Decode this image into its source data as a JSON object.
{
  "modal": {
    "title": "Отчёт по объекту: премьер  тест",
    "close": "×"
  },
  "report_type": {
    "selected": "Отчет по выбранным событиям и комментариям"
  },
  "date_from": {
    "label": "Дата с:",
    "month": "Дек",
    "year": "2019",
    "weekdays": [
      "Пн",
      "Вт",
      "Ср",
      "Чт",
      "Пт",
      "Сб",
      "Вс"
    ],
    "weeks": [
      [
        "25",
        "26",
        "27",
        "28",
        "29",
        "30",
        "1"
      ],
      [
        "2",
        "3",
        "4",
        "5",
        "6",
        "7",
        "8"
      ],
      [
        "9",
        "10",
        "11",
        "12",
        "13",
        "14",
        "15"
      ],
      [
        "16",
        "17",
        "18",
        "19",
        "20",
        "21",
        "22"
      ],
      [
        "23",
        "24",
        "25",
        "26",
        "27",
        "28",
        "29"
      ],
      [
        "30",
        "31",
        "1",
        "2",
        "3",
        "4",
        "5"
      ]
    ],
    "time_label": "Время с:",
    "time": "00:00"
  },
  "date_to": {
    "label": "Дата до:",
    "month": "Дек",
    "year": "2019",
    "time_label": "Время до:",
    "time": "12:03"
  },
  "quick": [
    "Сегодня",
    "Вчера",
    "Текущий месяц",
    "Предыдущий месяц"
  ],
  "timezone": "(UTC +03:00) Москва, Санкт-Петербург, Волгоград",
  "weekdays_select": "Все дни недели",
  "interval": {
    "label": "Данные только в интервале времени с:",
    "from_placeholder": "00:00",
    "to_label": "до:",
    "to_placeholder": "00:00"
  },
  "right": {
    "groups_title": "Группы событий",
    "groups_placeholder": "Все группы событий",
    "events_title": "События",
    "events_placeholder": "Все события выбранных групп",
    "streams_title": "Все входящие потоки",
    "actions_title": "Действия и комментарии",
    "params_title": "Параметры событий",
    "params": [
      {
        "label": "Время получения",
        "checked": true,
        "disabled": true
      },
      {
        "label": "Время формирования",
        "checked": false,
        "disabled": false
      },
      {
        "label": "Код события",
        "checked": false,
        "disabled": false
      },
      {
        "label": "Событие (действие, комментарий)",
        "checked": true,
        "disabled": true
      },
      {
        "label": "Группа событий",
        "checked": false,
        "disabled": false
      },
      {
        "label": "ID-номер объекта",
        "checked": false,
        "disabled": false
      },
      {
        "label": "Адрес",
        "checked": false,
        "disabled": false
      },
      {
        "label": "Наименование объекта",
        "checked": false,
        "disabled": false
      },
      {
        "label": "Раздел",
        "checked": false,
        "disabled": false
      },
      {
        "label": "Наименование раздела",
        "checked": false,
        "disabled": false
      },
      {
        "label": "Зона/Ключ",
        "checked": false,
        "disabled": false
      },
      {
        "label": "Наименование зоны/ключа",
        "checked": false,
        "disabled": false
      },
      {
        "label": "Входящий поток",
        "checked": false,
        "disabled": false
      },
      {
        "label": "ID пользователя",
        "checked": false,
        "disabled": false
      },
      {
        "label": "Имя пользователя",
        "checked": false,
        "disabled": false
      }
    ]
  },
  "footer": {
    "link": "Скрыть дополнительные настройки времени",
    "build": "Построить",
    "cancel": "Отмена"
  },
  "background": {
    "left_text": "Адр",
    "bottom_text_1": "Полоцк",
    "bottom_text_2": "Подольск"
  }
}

_ _ _ _ _ _ _

[Your instructions] Output each record exactly, leaving nothing out.

[Output for this exercise]
Decode this image into its source data as a JSON object.
{
  "modal": {
    "title": "Отчёт по объекту: премьер  тест",
    "close": "×"
  },
  "report_type": {
    "selected": "Отчет по выбранным событиям и комментариям"
  },
  "date_from": {
    "label": "Дата с:",
    "month": "Дек",
    "year": "2019",
    "weekdays": [
      "Пн",
      "Вт",
      "Ср",
      "Чт",
      "Пт",
      "Сб",
      "Вс"
    ],
    "weeks": [
      [
        "25",
        "26",
        "27",
        "28",
        "29",
        "30",
        "1"
      ],
      [
        "2",
        "3",
        "4",
        "5",
        "6",
        "7",
        "8"
      ],
      [
        "9",
        "10",
        "11",
        "12",
        "13",
        "14",
        "15"
      ],
      [
        "16",
        "17",
        "18",
        "19",
        "20",
        "21",
        "22"
      ],
      [
        "23",
        "24",
        "25",
        "26",
        "27",
        "28",
        "29"
      ],
      [
        "30",
        "31",
        "1",
        "2",
        "3",
        "4",
        "5"
      ]
    ],
    "time_label": "Время с:",
    "time": "00:00"
  },
  "date_to": {
    "label": "Дата до:",
    "month": "Дек",
    "year": "2019",
    "time_label": "Время до:",
    "time": "12:03"
  },
  "quick": [
    "Сегодня",
    "Вчера",
    "Текущий месяц",
    "Предыдущий месяц"
  ],
  "timezone": "(UTC +03:00) Москва, Санкт-Петербург, Волгоград",
  "weekdays_select": "Все дни недели",
  "interval": {
    "label": "Данные только в интервале времени с:",
    "from_placeholder": "00:00",
    "to_label": "до:",
    "to_placeholder": "00:00"
  },
  "right": {
    "groups_title": "Группы событий",
    "groups_placeholder": "Все группы событий",
    "events_title": "События",
    "events_placeholder": "Все события выбранных групп",
    "streams_title": "Все входящие потоки",
    "actions_title": "Действия и комментарии",
    "params_title": "Параметры событий",
    "params": [
      {
        "label": "Время получения",
        "checked": true,
        "disabled": true
      },
      {
        "label": "Время формирования",
        "checked": false,
        "disabled": false
      },
      {
        "label": "Код события",
        "checked": false,
        "disabled": false
      },
      {
        "label": "Событие (действие, комментарий)",
        "checked": true,
        "disabled": true
      },
      {
        "label": "Группа событий",
        "checked": false,
        "disabled": false
      },
      {
        "label": "ID-номер объекта",
        "checked": false,
        "disabled": false
      },
      {
        "label": "Адрес",
        "checked": false,
        "disabled": false
      },
      {
        "label": "Наименование объекта",
        "checked": false,
        "disabled": false
      },
      {
        "label": "Раздел",
        "checked": false,
        "disabled": false
      },
      {
        "label": "Наименование раздела",
        "checked": false,
        "disabled": false
      },
      {
        "label": "Зона/Ключ",
        "checked": false,
        "disabled": false
      },
      {
        "label": "Наименование зоны/ключа",
        "checked": false,
        "disabled": false
      },
      {
        "label": "Входящий поток",
        "checked": false,
        "disabled": false
      },
      {
        "label": "ID пользователя",
        "checked": false,
        "disabled": false
      },
      {
        "label": "Имя пользователя",
        "checked": false,
        "disabled": false
      }
    ]
  },
  "footer": {
    "link": "Скрыть дополнительные настройки времени",
    "build": "Построить",
    "cancel": "Отмена"
  },
  "background": {
    "left_text": "Адр",
    "bottom_text_1": "Полоцк",
    "bottom_text_2": "Подольск"
  }
}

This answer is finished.